>> BEGIN Supplied text
What is worth noting are the inflected forms of word schwarz - schwarzes and Schwartze.
Also the Wei\u00dfer is interesting - \u00df is the escaped Unicode value of grapheme ß.
weiss matched Weißer - the form is inflected, and grapheme equivalency is preserved.
Like in the English example, stop word (oder) is ignored.

Gotchas

In some cases, natural language processing can lead to surprising results.
Let’s search for the answer to the famous question: To be, or not to be?:

curl localhost:8080/query -XPOST -d $'
{
  me(func:alloftext(name@en, "To be, or not to be?")) {
	name@en
  }
}' | python -m json.tool | less

The query gives no results, while the term matching query:

curl localhost:8080/query -XPOST -d $'
{
  me(func:allofterms(name@en, "To be, or not to be?")) {
	name@en
  }
}' | python -m json.tool | less

gives two results:

{
    "me": [
        {
            "name@en": "To Be or Not to Be"
        },
        {
            "name@en": "To Be or Not to Be"
        }
    ]
}

What happened? To be, or not to be? consists of stop words only. After FTS/NLP processing, there are no movies that match the query.

Regular Expressions (regexp)

Regular expressions are extremely useful for creating sophisticated matchers.

For example, all titles starting with a word containing night but not knight may be matched using following query:

curl localhost:8080/query -XPOST -d $'
{
  me(func:regexp(name, "^[a-zA-z]*[^Kk ]?[Nn]ight")) {
	name@en
	name@de
	name@it
  }
}' | python -m json.tool | less

There are 84 results in the test dataset - too much to quote.

Summary

Dgraph supports many very powerful ways of string matching. I hope this post will help you choose the one best for you particular needs. Natural language processing employed for full text search may be the best choice for lookup based on users input. If more strict matching is required, term matching should give good results. And to get the most precise results of complicated text searches regular expressions can be used.


(Motakjuq) #2

you should post this entry into dgraph blog for not losing the information.


(Manish R Jain) #3

We’ll be posting this on Monday. @pawan @tzdybal
>> END Supplied text
>> BEGIN Listed records
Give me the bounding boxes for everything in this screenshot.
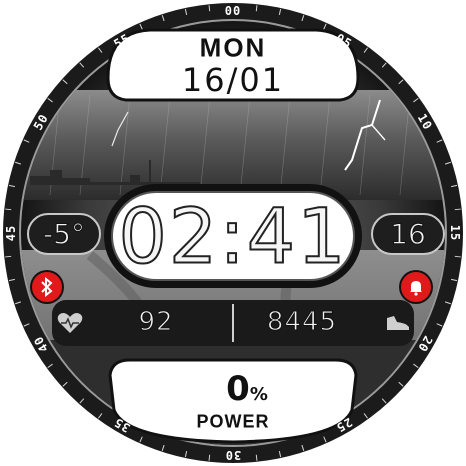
>> END Listed records
>> BEGIN Listed records
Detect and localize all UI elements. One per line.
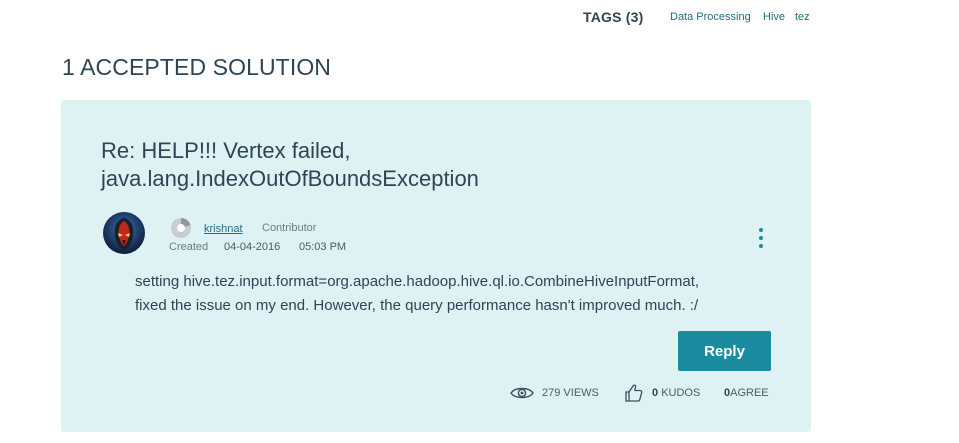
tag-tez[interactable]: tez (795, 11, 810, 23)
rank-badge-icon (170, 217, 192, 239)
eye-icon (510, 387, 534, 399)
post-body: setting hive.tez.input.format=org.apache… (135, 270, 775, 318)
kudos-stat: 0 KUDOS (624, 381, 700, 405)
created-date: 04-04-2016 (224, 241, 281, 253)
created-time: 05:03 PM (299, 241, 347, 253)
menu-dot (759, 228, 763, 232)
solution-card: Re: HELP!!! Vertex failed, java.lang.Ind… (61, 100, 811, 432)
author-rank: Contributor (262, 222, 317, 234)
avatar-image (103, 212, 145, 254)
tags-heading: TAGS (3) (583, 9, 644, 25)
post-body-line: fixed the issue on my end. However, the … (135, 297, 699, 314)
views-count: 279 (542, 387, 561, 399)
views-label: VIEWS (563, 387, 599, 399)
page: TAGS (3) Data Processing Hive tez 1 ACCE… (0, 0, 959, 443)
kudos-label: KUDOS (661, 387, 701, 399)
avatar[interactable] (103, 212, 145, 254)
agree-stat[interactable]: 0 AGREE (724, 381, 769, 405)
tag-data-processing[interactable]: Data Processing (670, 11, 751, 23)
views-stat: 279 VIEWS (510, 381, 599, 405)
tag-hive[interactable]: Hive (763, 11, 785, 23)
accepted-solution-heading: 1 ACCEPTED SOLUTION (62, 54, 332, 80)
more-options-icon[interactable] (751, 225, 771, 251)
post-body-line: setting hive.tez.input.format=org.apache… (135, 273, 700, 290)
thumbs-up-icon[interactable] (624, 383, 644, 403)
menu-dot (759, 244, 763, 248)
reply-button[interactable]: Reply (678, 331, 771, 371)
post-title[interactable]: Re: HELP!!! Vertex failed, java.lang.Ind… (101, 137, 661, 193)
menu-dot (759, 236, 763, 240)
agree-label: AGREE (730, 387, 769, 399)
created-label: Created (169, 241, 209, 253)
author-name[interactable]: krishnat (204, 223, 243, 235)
>> END Listed records
• _Required actions_
1. According to the Dgraph string-matching post, how many results does the regular expression query for titles starting with a word containing "night" return in the test dataset?
2. Reproduce word for word the stretch of the Dgraph string-matching post from "What happened? To" through "Regular Expressions (regexp)".

• _Results by task_
1. 84 results.

2.
What happened? To be, or not to be? consists of stop words only. After FTS/NLP processing, there are no movies that match the query.

Regular Expressions (regexp)